-- RECORDS PROVIDED --
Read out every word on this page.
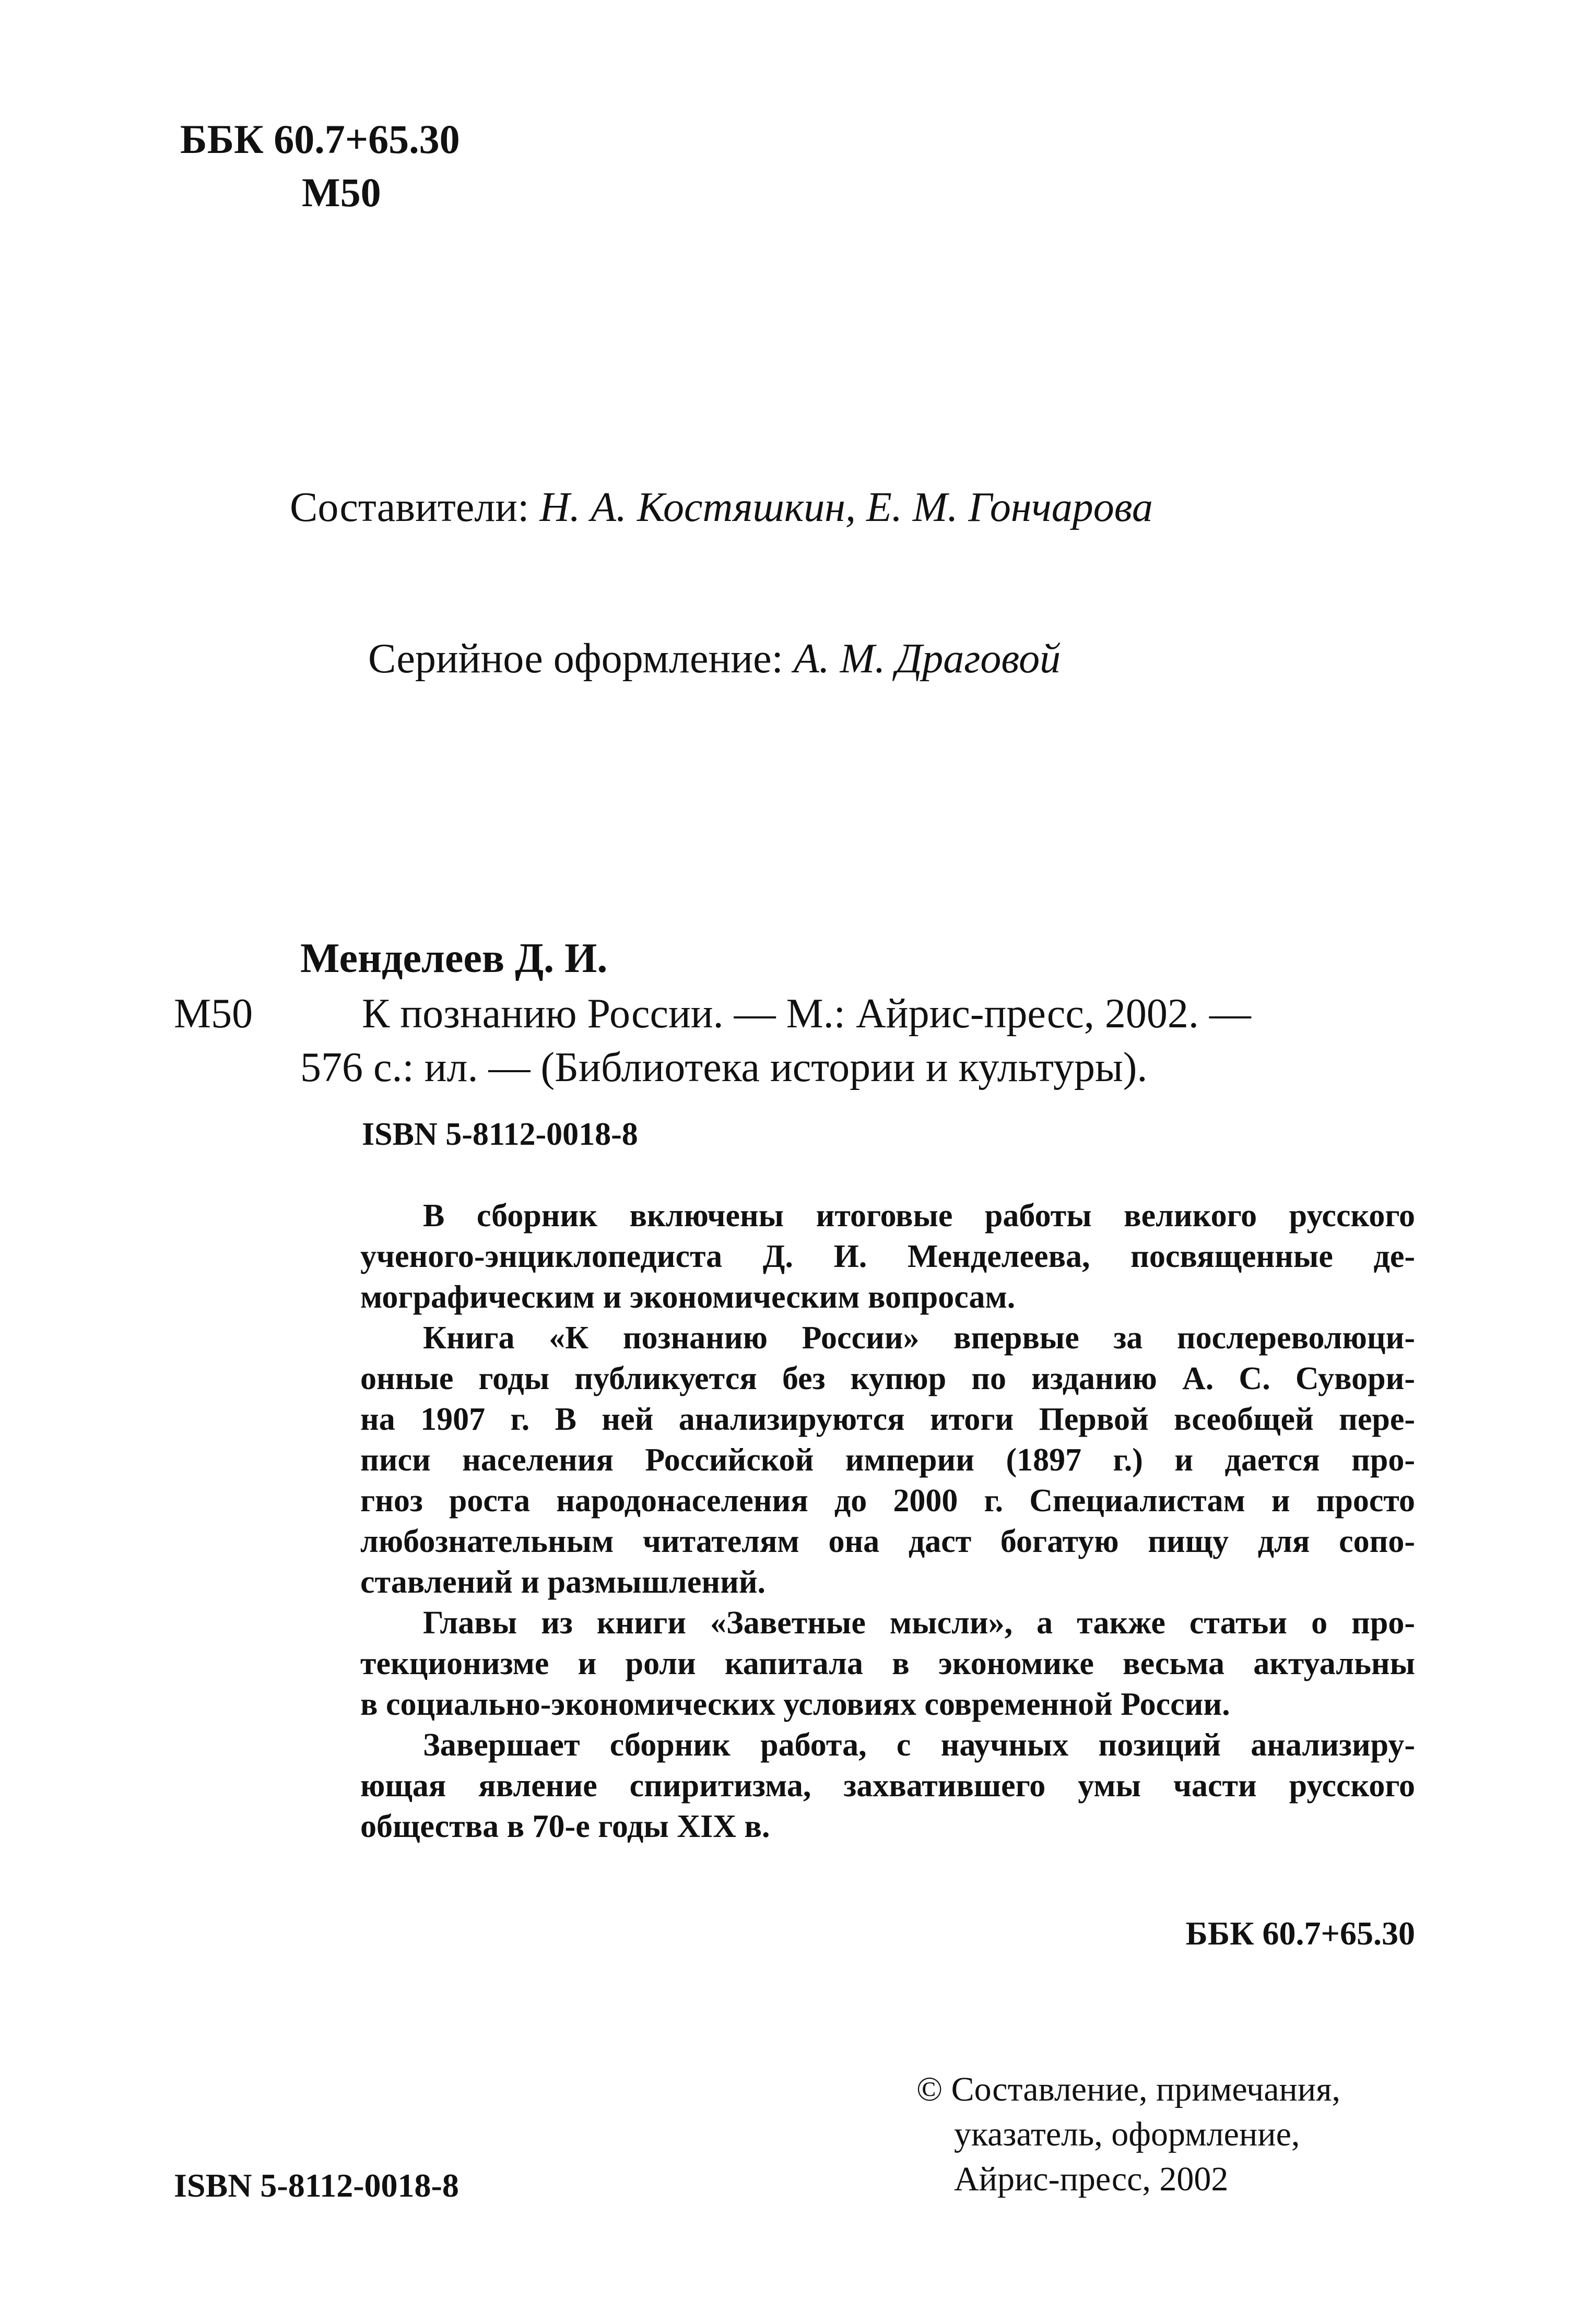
ББК 60.7+65.30
М50
Составители: Н. А. Костяшкин, Е. М. Гончарова
Серийное оформление: А. М. Драговой
Менделеев Д. И.
М50	К познанию России. — М.: Айрис-пресс, 2002. —
576 с.: ил. — (Библиотека истории и культуры).
ISBN 5-8112-0018-8
В сборник включены итоговые работы великого русского
ученого-энциклопедиста Д. И. Менделеева, посвященные де-
мографическим и экономическим вопросам.
Книга «К познанию России» впервые за послереволюци-
онные годы публикуется без купюр по изданию А. С. Сувори-
на 1907 г. В ней анализируются итоги Первой всеобщей пере-
писи населения Российской империи (1897 г.) и дается про-
гноз роста народонаселения до 2000 г. Специалистам и просто
любознательным читателям она даст богатую пищу для сопо-
ставлений и размышлений.
Главы из книги «Заветные мысли», а также статьи о про-
текционизме и роли капитала в экономике весьма актуальны
в социально-экономических условиях современной России.
Завершает сборник работа, с научных позиций анализиру-
ющая явление спиритизма, захватившего умы части русского
общества в 70-е годы XIX в.
ББК 60.7+65.30
ISBN 5-8112-0018-8
© Составление, примечания,
указатель, оформление,
Айрис-пресс, 2002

-- GOAL OF THE EXERCISE --
From the material above, reproduce everything verbatim except the pictures.

-- SOLUTION FOR THIS TASK --
Read out every word on this page.
ББК 60.7+65.30
М50
Составители: Н. А. Костяшкин, Е. М. Гончарова
Серийное оформление: А. М. Драговой
Менделеев Д. И.
М50	К познанию России. — М.: Айрис-пресс, 2002. —
576 с.: ил. — (Библиотека истории и культуры).
ISBN 5-8112-0018-8
В сборник включены итоговые работы великого русского
ученого-энциклопедиста Д. И. Менделеева, посвященные де-
мографическим и экономическим вопросам.
Книга «К познанию России» впервые за послереволюци-
онные годы публикуется без купюр по изданию А. С. Сувори-
на 1907 г. В ней анализируются итоги Первой всеобщей пере-
писи населения Российской империи (1897 г.) и дается про-
гноз роста народонаселения до 2000 г. Специалистам и просто
любознательным читателям она даст богатую пищу для сопо-
ставлений и размышлений.
Главы из книги «Заветные мысли», а также статьи о про-
текционизме и роли капитала в экономике весьма актуальны
в социально-экономических условиях современной России.
Завершает сборник работа, с научных позиций анализиру-
ющая явление спиритизма, захватившего умы части русского
общества в 70-е годы XIX в.
ББК 60.7+65.30
ISBN 5-8112-0018-8
© Составление, примечания,
указатель, оформление,
Айрис-пресс, 2002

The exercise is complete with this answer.